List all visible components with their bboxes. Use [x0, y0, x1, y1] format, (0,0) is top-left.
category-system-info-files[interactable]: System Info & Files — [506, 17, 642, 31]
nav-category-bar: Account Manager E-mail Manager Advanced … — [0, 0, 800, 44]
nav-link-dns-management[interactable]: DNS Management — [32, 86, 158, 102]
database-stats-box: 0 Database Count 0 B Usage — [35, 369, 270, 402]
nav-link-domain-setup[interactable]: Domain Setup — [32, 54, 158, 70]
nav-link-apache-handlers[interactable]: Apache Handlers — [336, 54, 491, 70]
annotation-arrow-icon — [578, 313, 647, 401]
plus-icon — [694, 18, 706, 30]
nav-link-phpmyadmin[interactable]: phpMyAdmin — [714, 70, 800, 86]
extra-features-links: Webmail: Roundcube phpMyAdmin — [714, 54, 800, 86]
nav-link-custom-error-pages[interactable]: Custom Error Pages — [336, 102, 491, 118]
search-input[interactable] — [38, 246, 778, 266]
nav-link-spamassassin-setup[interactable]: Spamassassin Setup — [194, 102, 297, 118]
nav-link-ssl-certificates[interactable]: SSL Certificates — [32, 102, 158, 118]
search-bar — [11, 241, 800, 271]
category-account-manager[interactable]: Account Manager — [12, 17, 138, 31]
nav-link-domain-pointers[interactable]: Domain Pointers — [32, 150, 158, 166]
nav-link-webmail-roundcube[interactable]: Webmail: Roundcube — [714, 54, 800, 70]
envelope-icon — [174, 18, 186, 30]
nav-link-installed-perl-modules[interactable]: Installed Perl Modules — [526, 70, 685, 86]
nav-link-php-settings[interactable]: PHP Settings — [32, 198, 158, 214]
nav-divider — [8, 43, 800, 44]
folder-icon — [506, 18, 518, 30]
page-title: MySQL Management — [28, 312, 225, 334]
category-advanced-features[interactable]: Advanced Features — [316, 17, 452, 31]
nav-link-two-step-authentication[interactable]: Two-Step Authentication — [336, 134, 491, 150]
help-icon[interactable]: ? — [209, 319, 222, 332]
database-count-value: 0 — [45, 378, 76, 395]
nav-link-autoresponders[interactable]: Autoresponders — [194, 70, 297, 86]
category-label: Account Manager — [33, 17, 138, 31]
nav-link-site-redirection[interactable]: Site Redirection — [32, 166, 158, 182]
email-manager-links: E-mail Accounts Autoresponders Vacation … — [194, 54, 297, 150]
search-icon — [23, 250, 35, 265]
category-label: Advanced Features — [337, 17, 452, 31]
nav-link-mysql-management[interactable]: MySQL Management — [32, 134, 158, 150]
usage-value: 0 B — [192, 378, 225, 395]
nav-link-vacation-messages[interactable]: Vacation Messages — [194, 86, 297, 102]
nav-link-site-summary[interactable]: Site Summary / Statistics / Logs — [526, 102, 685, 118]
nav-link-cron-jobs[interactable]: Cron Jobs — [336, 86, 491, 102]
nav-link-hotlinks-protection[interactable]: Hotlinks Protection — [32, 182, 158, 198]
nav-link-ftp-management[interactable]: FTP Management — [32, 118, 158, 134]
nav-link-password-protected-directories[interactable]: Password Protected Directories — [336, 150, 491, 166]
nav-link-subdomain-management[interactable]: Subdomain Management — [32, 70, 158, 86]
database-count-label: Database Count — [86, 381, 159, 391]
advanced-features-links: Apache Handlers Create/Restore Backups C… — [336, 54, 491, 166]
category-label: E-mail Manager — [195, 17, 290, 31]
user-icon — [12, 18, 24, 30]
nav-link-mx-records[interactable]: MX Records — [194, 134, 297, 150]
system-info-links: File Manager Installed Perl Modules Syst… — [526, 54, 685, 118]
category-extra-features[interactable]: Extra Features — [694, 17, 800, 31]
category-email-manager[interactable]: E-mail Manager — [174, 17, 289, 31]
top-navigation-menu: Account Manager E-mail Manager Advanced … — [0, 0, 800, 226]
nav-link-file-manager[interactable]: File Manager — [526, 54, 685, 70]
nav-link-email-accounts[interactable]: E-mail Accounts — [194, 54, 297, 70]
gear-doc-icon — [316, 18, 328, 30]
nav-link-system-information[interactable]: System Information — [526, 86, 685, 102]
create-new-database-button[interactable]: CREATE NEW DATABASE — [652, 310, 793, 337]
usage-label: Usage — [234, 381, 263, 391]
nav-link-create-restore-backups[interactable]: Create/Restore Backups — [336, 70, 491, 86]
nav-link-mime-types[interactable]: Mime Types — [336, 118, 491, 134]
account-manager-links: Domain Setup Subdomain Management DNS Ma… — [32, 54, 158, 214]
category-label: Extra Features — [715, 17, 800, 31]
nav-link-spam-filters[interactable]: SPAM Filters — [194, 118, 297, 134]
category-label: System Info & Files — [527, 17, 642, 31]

## The exercise
Could you update the records above so that each "Account Manager" becomes "Account Settings", leaving every other part of them unchanged?

## Answer to the problem
List all visible components with their bboxes. Use [x0, y0, x1, y1] format, (0,0) is top-left.
category-system-info-files[interactable]: System Info & Files — [506, 17, 642, 31]
nav-category-bar: Account Settings E-mail Manager Advanced … — [0, 0, 800, 44]
nav-link-dns-management[interactable]: DNS Management — [32, 86, 158, 102]
database-stats-box: 0 Database Count 0 B Usage — [35, 369, 270, 402]
nav-link-domain-setup[interactable]: Domain Setup — [32, 54, 158, 70]
nav-link-apache-handlers[interactable]: Apache Handlers — [336, 54, 491, 70]
annotation-arrow-icon — [578, 313, 647, 401]
plus-icon — [694, 18, 706, 30]
nav-link-phpmyadmin[interactable]: phpMyAdmin — [714, 70, 800, 86]
extra-features-links: Webmail: Roundcube phpMyAdmin — [714, 54, 800, 86]
nav-link-custom-error-pages[interactable]: Custom Error Pages — [336, 102, 491, 118]
search-input[interactable] — [38, 246, 778, 266]
nav-link-spamassassin-setup[interactable]: Spamassassin Setup — [194, 102, 297, 118]
nav-link-ssl-certificates[interactable]: SSL Certificates — [32, 102, 158, 118]
search-bar — [11, 241, 800, 271]
category-account-manager[interactable]: Account Settings — [12, 17, 138, 31]
nav-link-domain-pointers[interactable]: Domain Pointers — [32, 150, 158, 166]
nav-link-webmail-roundcube[interactable]: Webmail: Roundcube — [714, 54, 800, 70]
envelope-icon — [174, 18, 186, 30]
nav-link-installed-perl-modules[interactable]: Installed Perl Modules — [526, 70, 685, 86]
nav-link-php-settings[interactable]: PHP Settings — [32, 198, 158, 214]
nav-divider — [8, 43, 800, 44]
folder-icon — [506, 18, 518, 30]
page-title: MySQL Management — [28, 312, 225, 334]
category-advanced-features[interactable]: Advanced Features — [316, 17, 452, 31]
nav-link-two-step-authentication[interactable]: Two-Step Authentication — [336, 134, 491, 150]
help-icon[interactable]: ? — [209, 319, 222, 332]
database-count-value: 0 — [45, 378, 76, 395]
nav-link-autoresponders[interactable]: Autoresponders — [194, 70, 297, 86]
category-label: Account Settings — [33, 17, 138, 31]
nav-link-site-redirection[interactable]: Site Redirection — [32, 166, 158, 182]
email-manager-links: E-mail Accounts Autoresponders Vacation … — [194, 54, 297, 150]
search-icon — [23, 250, 35, 265]
category-label: Advanced Features — [337, 17, 452, 31]
nav-link-mysql-management[interactable]: MySQL Management — [32, 134, 158, 150]
usage-value: 0 B — [192, 378, 225, 395]
nav-link-vacation-messages[interactable]: Vacation Messages — [194, 86, 297, 102]
nav-link-site-summary[interactable]: Site Summary / Statistics / Logs — [526, 102, 685, 118]
nav-link-cron-jobs[interactable]: Cron Jobs — [336, 86, 491, 102]
nav-link-hotlinks-protection[interactable]: Hotlinks Protection — [32, 182, 158, 198]
nav-link-ftp-management[interactable]: FTP Management — [32, 118, 158, 134]
nav-link-password-protected-directories[interactable]: Password Protected Directories — [336, 150, 491, 166]
nav-link-subdomain-management[interactable]: Subdomain Management — [32, 70, 158, 86]
database-count-label: Database Count — [86, 381, 159, 391]
advanced-features-links: Apache Handlers Create/Restore Backups C… — [336, 54, 491, 166]
category-label: E-mail Manager — [195, 17, 290, 31]
user-icon — [12, 18, 24, 30]
nav-link-mx-records[interactable]: MX Records — [194, 134, 297, 150]
system-info-links: File Manager Installed Perl Modules Syst… — [526, 54, 685, 118]
category-extra-features[interactable]: Extra Features — [694, 17, 800, 31]
category-email-manager[interactable]: E-mail Manager — [174, 17, 289, 31]
top-navigation-menu: Account Settings E-mail Manager Advanced … — [0, 0, 800, 226]
nav-link-file-manager[interactable]: File Manager — [526, 54, 685, 70]
nav-link-email-accounts[interactable]: E-mail Accounts — [194, 54, 297, 70]
gear-doc-icon — [316, 18, 328, 30]
nav-link-system-information[interactable]: System Information — [526, 86, 685, 102]
create-new-database-button[interactable]: CREATE NEW DATABASE — [652, 310, 793, 337]
usage-label: Usage — [234, 381, 263, 391]
nav-link-create-restore-backups[interactable]: Create/Restore Backups — [336, 70, 491, 86]
nav-link-mime-types[interactable]: Mime Types — [336, 118, 491, 134]
account-manager-links: Domain Setup Subdomain Management DNS Ma… — [32, 54, 158, 214]
category-label: Extra Features — [715, 17, 800, 31]
nav-link-spam-filters[interactable]: SPAM Filters — [194, 118, 297, 134]
category-label: System Info & Files — [527, 17, 642, 31]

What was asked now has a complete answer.